*Data provided:*
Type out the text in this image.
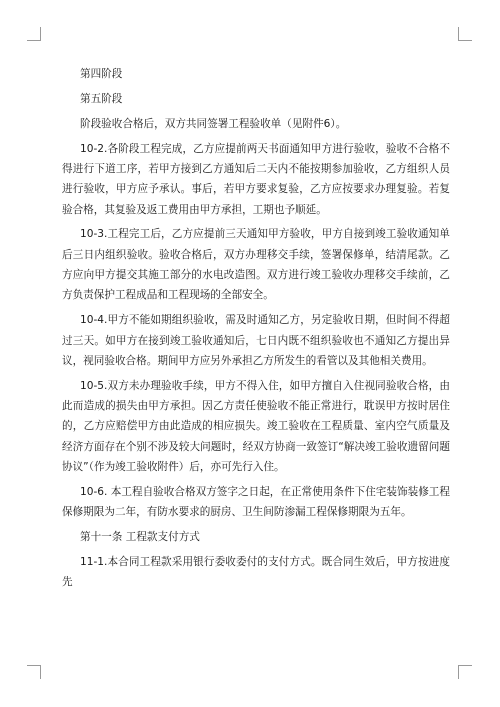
第四阶段

第五阶段

阶段验收合格后，双方共同签署工程验收单（见附件6）。

10-2.各阶段工程完成，乙方应提前两天书面通知甲方进行验收，验收不合格不得进行下道工序，若甲方接到乙方通知后二天内不能按期参加验收，乙方组织人员进行验收，甲方应予承认。事后，若甲方要求复验，乙方应按要求办理复验。若复验合格，其复验及返工费用由甲方承担，工期也予顺延。

10-3.工程完工后，乙方应提前三天通知甲方验收，甲方自接到竣工验收通知单后三日内组织验收。验收合格后，双方办理移交手续，签署保修单，结清尾款。乙方应向甲方提交其施工部分的水电改造图。双方进行竣工验收办理移交手续前，乙方负责保护工程成品和工程现场的全部安全。

10-4.甲方不能如期组织验收，需及时通知乙方，另定验收日期，但时间不得超过三天。如甲方在接到竣工验收通知后，七日内既不组织验收也不通知乙方提出异议，视同验收合格。期间甲方应另外承担乙方所发生的看管以及其他相关费用。

10-5.双方未办理验收手续，甲方不得入住，如甲方擅自入住视同验收合格，由此而造成的损失由甲方承担。因乙方责任使验收不能正常进行，耽误甲方按时居住的，乙方应赔偿甲方由此造成的相应损失。竣工验收在工程质量、室内空气质量及经济方面存在个别不涉及较大问题时，经双方协商一致签订“解决竣工验收遗留问题协议”（作为竣工验收附件）后，亦可先行入住。

10-6. 本工程自验收合格双方签字之日起，在正常使用条件下住宅装饰装修工程保修期限为二年，有防水要求的厨房、卫生间防渗漏工程保修期限为五年。

第十一条 工程款支付方式

11-1.本合同工程款采用银行委收委付的支付方式。既合同生效后，甲方按进度先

*Task to carry out:*
Quote every record above exactly, omitting any pictures they contain.

*Output of the task:*
Type out the text in this image.
第四阶段

第五阶段

阶段验收合格后，双方共同签署工程验收单（见附件6）。

10-2.各阶段工程完成，乙方应提前两天书面通知甲方进行验收，验收不合格不得进行下道工序，若甲方接到乙方通知后二天内不能按期参加验收，乙方组织人员进行验收，甲方应予承认。事后，若甲方要求复验，乙方应按要求办理复验。若复验合格，其复验及返工费用由甲方承担，工期也予顺延。

10-3.工程完工后，乙方应提前三天通知甲方验收，甲方自接到竣工验收通知单后三日内组织验收。验收合格后，双方办理移交手续，签署保修单，结清尾款。乙方应向甲方提交其施工部分的水电改造图。双方进行竣工验收办理移交手续前，乙方负责保护工程成品和工程现场的全部安全。

10-4.甲方不能如期组织验收，需及时通知乙方，另定验收日期，但时间不得超过三天。如甲方在接到竣工验收通知后，七日内既不组织验收也不通知乙方提出异议，视同验收合格。期间甲方应另外承担乙方所发生的看管以及其他相关费用。

10-5.双方未办理验收手续，甲方不得入住，如甲方擅自入住视同验收合格，由此而造成的损失由甲方承担。因乙方责任使验收不能正常进行，耽误甲方按时居住的，乙方应赔偿甲方由此造成的相应损失。竣工验收在工程质量、室内空气质量及经济方面存在个别不涉及较大问题时，经双方协商一致签订“解决竣工验收遗留问题协议”（作为竣工验收附件）后，亦可先行入住。

10-6. 本工程自验收合格双方签字之日起，在正常使用条件下住宅装饰装修工程保修期限为二年，有防水要求的厨房、卫生间防渗漏工程保修期限为五年。

第十一条 工程款支付方式

11-1.本合同工程款采用银行委收委付的支付方式。既合同生效后，甲方按进度先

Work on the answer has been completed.